:: PROMPT ::
Copy out each line of the material below with no changes.
── MATERIAL FOR THIS EXERCISE ──
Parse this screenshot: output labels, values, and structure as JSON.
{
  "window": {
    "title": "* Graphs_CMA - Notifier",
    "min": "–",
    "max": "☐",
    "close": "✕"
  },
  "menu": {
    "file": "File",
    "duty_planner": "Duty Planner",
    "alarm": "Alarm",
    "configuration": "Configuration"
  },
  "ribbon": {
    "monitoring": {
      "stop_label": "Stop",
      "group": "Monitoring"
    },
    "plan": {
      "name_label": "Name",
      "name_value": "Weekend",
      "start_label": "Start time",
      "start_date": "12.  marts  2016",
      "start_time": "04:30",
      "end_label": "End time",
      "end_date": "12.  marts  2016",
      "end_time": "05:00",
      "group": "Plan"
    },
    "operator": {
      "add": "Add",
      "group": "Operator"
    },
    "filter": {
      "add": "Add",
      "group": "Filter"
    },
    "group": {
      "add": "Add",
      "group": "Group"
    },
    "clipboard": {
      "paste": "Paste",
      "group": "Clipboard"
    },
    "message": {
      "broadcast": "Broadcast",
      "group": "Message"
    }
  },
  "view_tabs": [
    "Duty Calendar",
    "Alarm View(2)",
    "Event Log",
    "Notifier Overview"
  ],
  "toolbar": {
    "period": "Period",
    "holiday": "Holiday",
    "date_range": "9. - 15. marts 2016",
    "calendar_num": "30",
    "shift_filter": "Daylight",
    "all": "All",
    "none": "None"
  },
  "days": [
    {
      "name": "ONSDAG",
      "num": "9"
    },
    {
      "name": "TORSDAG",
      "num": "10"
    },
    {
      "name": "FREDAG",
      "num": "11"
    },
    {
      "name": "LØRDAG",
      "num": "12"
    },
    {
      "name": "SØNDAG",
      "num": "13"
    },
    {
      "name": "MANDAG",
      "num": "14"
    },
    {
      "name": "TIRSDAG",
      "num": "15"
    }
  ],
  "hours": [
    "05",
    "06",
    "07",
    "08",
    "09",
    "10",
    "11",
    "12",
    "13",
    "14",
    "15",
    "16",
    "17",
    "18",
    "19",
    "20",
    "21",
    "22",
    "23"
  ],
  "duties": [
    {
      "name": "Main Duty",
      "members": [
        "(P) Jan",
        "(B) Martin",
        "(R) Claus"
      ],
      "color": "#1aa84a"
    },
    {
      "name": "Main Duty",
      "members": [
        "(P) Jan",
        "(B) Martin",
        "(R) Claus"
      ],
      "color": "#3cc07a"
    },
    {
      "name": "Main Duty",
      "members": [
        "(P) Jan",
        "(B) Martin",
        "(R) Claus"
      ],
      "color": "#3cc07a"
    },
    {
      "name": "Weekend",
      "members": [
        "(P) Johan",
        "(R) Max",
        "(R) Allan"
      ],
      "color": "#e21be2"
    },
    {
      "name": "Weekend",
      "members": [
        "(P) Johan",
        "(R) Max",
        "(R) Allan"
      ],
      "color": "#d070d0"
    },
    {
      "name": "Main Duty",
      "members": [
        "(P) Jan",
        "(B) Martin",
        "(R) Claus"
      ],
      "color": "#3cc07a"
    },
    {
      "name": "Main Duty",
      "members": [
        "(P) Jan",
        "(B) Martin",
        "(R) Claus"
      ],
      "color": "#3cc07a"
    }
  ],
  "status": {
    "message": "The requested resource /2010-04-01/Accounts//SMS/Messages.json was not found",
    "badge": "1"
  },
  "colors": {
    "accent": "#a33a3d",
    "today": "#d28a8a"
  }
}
───
:: SOLUTION BELOW ::
Parse this screenshot: output labels, values, and structure as JSON.
{
  "window": {
    "title": "* Graphs_CMA - Notifier",
    "min": "–",
    "max": "☐",
    "close": "✕"
  },
  "menu": {
    "file": "File",
    "duty_planner": "Duty Planner",
    "alarm": "Alarm",
    "configuration": "Configuration"
  },
  "ribbon": {
    "monitoring": {
      "stop_label": "Stop",
      "group": "Monitoring"
    },
    "plan": {
      "name_label": "Name",
      "name_value": "Weekend",
      "start_label": "Start time",
      "start_date": "12.  marts  2016",
      "start_time": "04:30",
      "end_label": "End time",
      "end_date": "12.  marts  2016",
      "end_time": "05:00",
      "group": "Plan"
    },
    "operator": {
      "add": "Add",
      "group": "Operator"
    },
    "filter": {
      "add": "Add",
      "group": "Filter"
    },
    "group": {
      "add": "Add",
      "group": "Group"
    },
    "clipboard": {
      "paste": "Paste",
      "group": "Clipboard"
    },
    "message": {
      "broadcast": "Broadcast",
      "group": "Message"
    }
  },
  "view_tabs": [
    "Duty Calendar",
    "Alarm View(2)",
    "Event Log",
    "Notifier Overview"
  ],
  "toolbar": {
    "period": "Period",
    "holiday": "Holiday",
    "date_range": "9. - 15. marts 2016",
    "calendar_num": "30",
    "shift_filter": "Daylight",
    "all": "All",
    "none": "None"
  },
  "days": [
    {
      "name": "ONSDAG",
      "num": "9"
    },
    {
      "name": "TORSDAG",
      "num": "10"
    },
    {
      "name": "FREDAG",
      "num": "11"
    },
    {
      "name": "LØRDAG",
      "num": "12"
    },
    {
      "name": "SØNDAG",
      "num": "13"
    },
    {
      "name": "MANDAG",
      "num": "14"
    },
    {
      "name": "TIRSDAG",
      "num": "15"
    }
  ],
  "hours": [
    "05",
    "06",
    "07",
    "08",
    "09",
    "10",
    "11",
    "12",
    "13",
    "14",
    "15",
    "16",
    "17",
    "18",
    "19",
    "20",
    "21",
    "22",
    "23"
  ],
  "duties": [
    {
      "name": "Main Duty",
      "members": [
        "(P) Jan",
        "(B) Martin",
        "(R) Claus"
      ],
      "color": "#1aa84a"
    },
    {
      "name": "Main Duty",
      "members": [
        "(P) Jan",
        "(B) Martin",
        "(R) Claus"
      ],
      "color": "#3cc07a"
    },
    {
      "name": "Main Duty",
      "members": [
        "(P) Jan",
        "(B) Martin",
        "(R) Claus"
      ],
      "color": "#3cc07a"
    },
    {
      "name": "Weekend",
      "members": [
        "(P) Johan",
        "(R) Max",
        "(R) Allan"
      ],
      "color": "#e21be2"
    },
    {
      "name": "Weekend",
      "members": [
        "(P) Johan",
        "(R) Max",
        "(R) Allan"
      ],
      "color": "#d070d0"
    },
    {
      "name": "Main Duty",
      "members": [
        "(P) Jan",
        "(B) Martin",
        "(R) Claus"
      ],
      "color": "#3cc07a"
    },
    {
      "name": "Main Duty",
      "members": [
        "(P) Jan",
        "(B) Martin",
        "(R) Claus"
      ],
      "color": "#3cc07a"
    }
  ],
  "status": {
    "message": "The requested resource /2010-04-01/Accounts//SMS/Messages.json was not found",
    "badge": "1"
  },
  "colors": {
    "accent": "#a33a3d",
    "today": "#d28a8a"
  }
}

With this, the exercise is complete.